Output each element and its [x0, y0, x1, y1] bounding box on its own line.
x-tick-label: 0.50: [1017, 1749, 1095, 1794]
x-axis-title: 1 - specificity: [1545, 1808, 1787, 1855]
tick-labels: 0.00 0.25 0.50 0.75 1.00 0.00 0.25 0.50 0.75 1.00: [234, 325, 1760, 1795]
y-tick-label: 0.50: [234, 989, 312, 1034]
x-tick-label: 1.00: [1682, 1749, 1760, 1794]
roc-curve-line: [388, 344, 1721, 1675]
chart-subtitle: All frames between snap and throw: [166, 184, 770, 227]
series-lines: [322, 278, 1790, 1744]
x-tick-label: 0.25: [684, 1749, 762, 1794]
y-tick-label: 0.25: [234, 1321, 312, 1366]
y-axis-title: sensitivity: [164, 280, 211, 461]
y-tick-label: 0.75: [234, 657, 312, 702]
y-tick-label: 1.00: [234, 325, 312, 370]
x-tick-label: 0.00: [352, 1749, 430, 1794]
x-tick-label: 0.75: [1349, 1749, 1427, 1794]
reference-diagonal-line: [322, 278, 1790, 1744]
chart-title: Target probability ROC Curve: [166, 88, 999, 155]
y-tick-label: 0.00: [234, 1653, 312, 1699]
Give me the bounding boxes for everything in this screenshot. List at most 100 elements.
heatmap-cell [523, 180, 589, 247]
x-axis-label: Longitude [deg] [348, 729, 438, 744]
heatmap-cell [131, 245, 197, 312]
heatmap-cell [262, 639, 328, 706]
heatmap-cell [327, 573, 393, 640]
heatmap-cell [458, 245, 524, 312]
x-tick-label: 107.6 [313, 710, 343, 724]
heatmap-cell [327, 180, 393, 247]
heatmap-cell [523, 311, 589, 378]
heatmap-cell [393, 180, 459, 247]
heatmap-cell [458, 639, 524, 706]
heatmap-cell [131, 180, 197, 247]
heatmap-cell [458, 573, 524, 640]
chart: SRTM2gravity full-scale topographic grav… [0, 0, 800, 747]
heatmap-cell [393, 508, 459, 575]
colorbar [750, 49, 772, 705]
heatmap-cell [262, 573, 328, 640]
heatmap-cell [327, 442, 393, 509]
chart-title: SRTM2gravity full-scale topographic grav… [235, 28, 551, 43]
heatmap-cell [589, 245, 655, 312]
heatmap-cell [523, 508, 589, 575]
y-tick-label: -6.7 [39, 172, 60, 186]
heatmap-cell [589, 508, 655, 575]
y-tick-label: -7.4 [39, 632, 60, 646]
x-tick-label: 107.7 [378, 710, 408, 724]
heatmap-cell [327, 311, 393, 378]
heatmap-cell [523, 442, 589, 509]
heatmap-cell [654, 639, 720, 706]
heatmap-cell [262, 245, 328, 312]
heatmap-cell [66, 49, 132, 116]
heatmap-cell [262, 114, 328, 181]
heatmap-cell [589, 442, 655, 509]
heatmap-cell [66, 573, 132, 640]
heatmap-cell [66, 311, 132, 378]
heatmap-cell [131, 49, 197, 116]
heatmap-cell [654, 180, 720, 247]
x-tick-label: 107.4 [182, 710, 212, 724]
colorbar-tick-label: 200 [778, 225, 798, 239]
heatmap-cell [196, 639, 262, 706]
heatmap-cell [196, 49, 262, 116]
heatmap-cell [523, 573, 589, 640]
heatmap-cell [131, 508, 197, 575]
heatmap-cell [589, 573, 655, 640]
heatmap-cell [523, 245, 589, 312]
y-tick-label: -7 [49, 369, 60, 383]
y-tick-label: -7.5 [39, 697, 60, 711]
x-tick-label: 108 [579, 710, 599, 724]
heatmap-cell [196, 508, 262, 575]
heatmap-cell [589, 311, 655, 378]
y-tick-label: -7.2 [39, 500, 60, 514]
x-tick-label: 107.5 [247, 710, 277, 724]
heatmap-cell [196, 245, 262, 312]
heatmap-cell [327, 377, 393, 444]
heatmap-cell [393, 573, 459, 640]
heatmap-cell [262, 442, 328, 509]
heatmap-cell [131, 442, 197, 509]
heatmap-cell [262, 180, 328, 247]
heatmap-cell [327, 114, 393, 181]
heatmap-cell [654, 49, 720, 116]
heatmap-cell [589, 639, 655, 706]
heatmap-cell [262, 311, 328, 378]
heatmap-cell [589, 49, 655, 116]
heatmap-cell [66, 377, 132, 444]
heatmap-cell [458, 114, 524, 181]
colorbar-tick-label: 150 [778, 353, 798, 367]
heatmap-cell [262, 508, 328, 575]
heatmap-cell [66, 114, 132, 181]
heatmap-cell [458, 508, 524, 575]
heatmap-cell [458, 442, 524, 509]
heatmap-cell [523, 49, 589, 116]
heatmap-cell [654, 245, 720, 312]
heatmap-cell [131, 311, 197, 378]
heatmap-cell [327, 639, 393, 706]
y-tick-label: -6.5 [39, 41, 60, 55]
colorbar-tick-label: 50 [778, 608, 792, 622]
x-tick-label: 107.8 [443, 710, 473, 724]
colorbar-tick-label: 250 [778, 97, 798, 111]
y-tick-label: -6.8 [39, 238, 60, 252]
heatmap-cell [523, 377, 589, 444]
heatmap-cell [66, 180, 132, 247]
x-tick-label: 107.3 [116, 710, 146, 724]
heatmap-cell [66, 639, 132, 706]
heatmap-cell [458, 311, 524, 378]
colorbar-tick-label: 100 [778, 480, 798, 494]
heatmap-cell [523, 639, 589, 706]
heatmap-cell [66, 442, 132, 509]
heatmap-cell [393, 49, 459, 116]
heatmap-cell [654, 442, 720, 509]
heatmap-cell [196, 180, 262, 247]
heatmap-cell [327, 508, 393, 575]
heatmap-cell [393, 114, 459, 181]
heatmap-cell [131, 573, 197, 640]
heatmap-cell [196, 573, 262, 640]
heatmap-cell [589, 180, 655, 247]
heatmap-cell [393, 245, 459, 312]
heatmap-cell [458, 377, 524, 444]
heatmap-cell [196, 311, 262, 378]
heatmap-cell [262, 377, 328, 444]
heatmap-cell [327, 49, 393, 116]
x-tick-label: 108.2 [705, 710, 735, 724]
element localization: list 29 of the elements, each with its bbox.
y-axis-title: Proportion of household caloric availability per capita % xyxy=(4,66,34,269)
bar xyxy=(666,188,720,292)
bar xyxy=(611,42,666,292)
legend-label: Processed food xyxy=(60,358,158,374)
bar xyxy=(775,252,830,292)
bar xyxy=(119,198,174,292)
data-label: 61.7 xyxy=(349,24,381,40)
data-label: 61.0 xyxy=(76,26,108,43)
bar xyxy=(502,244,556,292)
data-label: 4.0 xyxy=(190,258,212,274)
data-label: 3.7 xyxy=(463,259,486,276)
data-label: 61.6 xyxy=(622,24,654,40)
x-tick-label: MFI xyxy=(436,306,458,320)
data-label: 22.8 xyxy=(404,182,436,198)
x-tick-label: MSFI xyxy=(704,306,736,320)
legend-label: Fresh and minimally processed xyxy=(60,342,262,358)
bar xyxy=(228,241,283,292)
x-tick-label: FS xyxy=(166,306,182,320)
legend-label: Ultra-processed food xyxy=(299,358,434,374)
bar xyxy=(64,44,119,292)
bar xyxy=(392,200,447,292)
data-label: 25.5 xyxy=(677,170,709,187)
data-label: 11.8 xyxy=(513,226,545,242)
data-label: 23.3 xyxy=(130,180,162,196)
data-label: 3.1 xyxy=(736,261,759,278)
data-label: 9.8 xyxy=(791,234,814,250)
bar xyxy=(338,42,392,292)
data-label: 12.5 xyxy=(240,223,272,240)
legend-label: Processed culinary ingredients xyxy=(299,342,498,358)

◆ ◆ ◆ ◆ ◆

Work to complete:
Reproduce all of the items above line for line, without changing anything.

Solution to this task:
Output each element and its [x0, y0, x1, y1] bounding box on its own line.
x-tick-label: 0.50: [1017, 1749, 1095, 1794]
x-axis-title: 1 - specificity: [1545, 1808, 1787, 1855]
tick-labels: 0.00 0.25 0.50 0.75 1.00 0.00 0.25 0.50 0.75 1.00: [234, 325, 1760, 1795]
y-tick-label: 0.50: [234, 989, 312, 1034]
x-tick-label: 1.00: [1682, 1749, 1760, 1794]
roc-curve-line: [388, 344, 1721, 1675]
chart-subtitle: All frames between snap and throw: [166, 184, 770, 227]
series-lines: [322, 278, 1790, 1744]
x-tick-label: 0.25: [684, 1749, 762, 1794]
y-tick-label: 0.25: [234, 1321, 312, 1366]
y-axis-title: sensitivity: [164, 280, 211, 461]
y-tick-label: 0.75: [234, 657, 312, 702]
y-tick-label: 1.00: [234, 325, 312, 370]
x-tick-label: 0.00: [352, 1749, 430, 1794]
x-tick-label: 0.75: [1349, 1749, 1427, 1794]
reference-diagonal-line: [322, 278, 1790, 1744]
chart-title: Target probability ROC Curve: [166, 88, 999, 155]
y-tick-label: 0.00: [234, 1653, 312, 1699]
Give me the bounding boxes for everything in this screenshot. List at most 100 elements.
heatmap-cell [523, 180, 589, 247]
x-axis-label: Longitude [deg] [348, 729, 438, 744]
heatmap-cell [131, 245, 197, 312]
heatmap-cell [262, 639, 328, 706]
heatmap-cell [327, 573, 393, 640]
heatmap-cell [458, 245, 524, 312]
x-tick-label: 107.6 [313, 710, 343, 724]
heatmap-cell [327, 180, 393, 247]
heatmap-cell [523, 311, 589, 378]
heatmap-cell [393, 180, 459, 247]
heatmap-cell [458, 639, 524, 706]
heatmap-cell [131, 180, 197, 247]
heatmap-cell [458, 573, 524, 640]
chart: SRTM2gravity full-scale topographic grav… [0, 0, 800, 747]
heatmap-cell [393, 508, 459, 575]
colorbar [750, 49, 772, 705]
heatmap-cell [262, 573, 328, 640]
heatmap-cell [327, 442, 393, 509]
chart-title: SRTM2gravity full-scale topographic grav… [235, 28, 551, 43]
heatmap-cell [589, 245, 655, 312]
heatmap-cell [523, 508, 589, 575]
y-tick-label: -6.7 [39, 172, 60, 186]
heatmap-cell [589, 508, 655, 575]
y-tick-label: -7.4 [39, 632, 60, 646]
x-tick-label: 107.7 [378, 710, 408, 724]
heatmap-cell [327, 311, 393, 378]
heatmap-cell [523, 442, 589, 509]
heatmap-cell [654, 639, 720, 706]
heatmap-cell [262, 245, 328, 312]
heatmap-cell [66, 49, 132, 116]
heatmap-cell [262, 114, 328, 181]
heatmap-cell [589, 442, 655, 509]
heatmap-cell [66, 573, 132, 640]
heatmap-cell [66, 311, 132, 378]
heatmap-cell [131, 49, 197, 116]
heatmap-cell [654, 180, 720, 247]
x-tick-label: 107.4 [182, 710, 212, 724]
colorbar-tick-label: 200 [778, 225, 798, 239]
heatmap-cell [196, 639, 262, 706]
heatmap-cell [196, 49, 262, 116]
heatmap-cell [523, 573, 589, 640]
heatmap-cell [131, 508, 197, 575]
heatmap-cell [589, 573, 655, 640]
heatmap-cell [523, 245, 589, 312]
y-tick-label: -7 [49, 369, 60, 383]
y-tick-label: -7.5 [39, 697, 60, 711]
x-tick-label: 108 [579, 710, 599, 724]
heatmap-cell [196, 508, 262, 575]
heatmap-cell [589, 311, 655, 378]
y-tick-label: -7.2 [39, 500, 60, 514]
x-tick-label: 107.5 [247, 710, 277, 724]
heatmap-cell [196, 245, 262, 312]
heatmap-cell [327, 377, 393, 444]
heatmap-cell [393, 573, 459, 640]
heatmap-cell [262, 442, 328, 509]
heatmap-cell [131, 442, 197, 509]
heatmap-cell [262, 180, 328, 247]
heatmap-cell [327, 114, 393, 181]
heatmap-cell [654, 49, 720, 116]
heatmap-cell [589, 639, 655, 706]
heatmap-cell [262, 311, 328, 378]
heatmap-cell [589, 49, 655, 116]
heatmap-cell [66, 377, 132, 444]
heatmap-cell [458, 114, 524, 181]
colorbar-tick-label: 150 [778, 353, 798, 367]
heatmap-cell [262, 508, 328, 575]
heatmap-cell [66, 114, 132, 181]
heatmap-cell [458, 508, 524, 575]
heatmap-cell [458, 442, 524, 509]
heatmap-cell [523, 49, 589, 116]
heatmap-cell [654, 245, 720, 312]
heatmap-cell [131, 311, 197, 378]
heatmap-cell [327, 639, 393, 706]
y-tick-label: -6.5 [39, 41, 60, 55]
colorbar-tick-label: 50 [778, 608, 792, 622]
x-tick-label: 107.8 [443, 710, 473, 724]
colorbar-tick-label: 250 [778, 97, 798, 111]
y-tick-label: -6.8 [39, 238, 60, 252]
heatmap-cell [523, 377, 589, 444]
heatmap-cell [66, 180, 132, 247]
x-tick-label: 107.3 [116, 710, 146, 724]
heatmap-cell [66, 639, 132, 706]
heatmap-cell [458, 311, 524, 378]
colorbar-tick-label: 100 [778, 480, 798, 494]
heatmap-cell [523, 639, 589, 706]
heatmap-cell [66, 442, 132, 509]
heatmap-cell [393, 49, 459, 116]
heatmap-cell [654, 442, 720, 509]
heatmap-cell [196, 180, 262, 247]
heatmap-cell [327, 508, 393, 575]
heatmap-cell [393, 114, 459, 181]
heatmap-cell [131, 573, 197, 640]
heatmap-cell [196, 573, 262, 640]
heatmap-cell [589, 180, 655, 247]
heatmap-cell [393, 245, 459, 312]
heatmap-cell [458, 377, 524, 444]
heatmap-cell [196, 311, 262, 378]
heatmap-cell [262, 377, 328, 444]
heatmap-cell [327, 49, 393, 116]
x-tick-label: 108.2 [705, 710, 735, 724]
element localization: list 29 of the elements, each with its bbox.
y-axis-title: Proportion of household caloric availability per capita % xyxy=(4,66,34,269)
bar xyxy=(666,188,720,292)
bar xyxy=(611,42,666,292)
legend-label: Processed food xyxy=(60,358,158,374)
bar xyxy=(775,252,830,292)
bar xyxy=(119,198,174,292)
data-label: 61.7 xyxy=(349,24,381,40)
data-label: 61.0 xyxy=(76,26,108,43)
bar xyxy=(502,244,556,292)
data-label: 4.0 xyxy=(190,258,212,274)
data-label: 3.7 xyxy=(463,259,486,276)
data-label: 61.6 xyxy=(622,24,654,40)
x-tick-label: MFI xyxy=(436,306,458,320)
data-label: 22.8 xyxy=(404,182,436,198)
x-tick-label: MSFI xyxy=(704,306,736,320)
legend-label: Fresh and minimally processed xyxy=(60,342,262,358)
bar xyxy=(228,241,283,292)
x-tick-label: FS xyxy=(166,306,182,320)
legend-label: Ultra-processed food xyxy=(299,358,434,374)
bar xyxy=(64,44,119,292)
bar xyxy=(392,200,447,292)
data-label: 25.5 xyxy=(677,170,709,187)
data-label: 11.8 xyxy=(513,226,545,242)
data-label: 23.3 xyxy=(130,180,162,196)
data-label: 3.1 xyxy=(736,261,759,278)
data-label: 9.8 xyxy=(791,234,814,250)
bar xyxy=(338,42,392,292)
data-label: 12.5 xyxy=(240,223,272,240)
legend-label: Processed culinary ingredients xyxy=(299,342,498,358)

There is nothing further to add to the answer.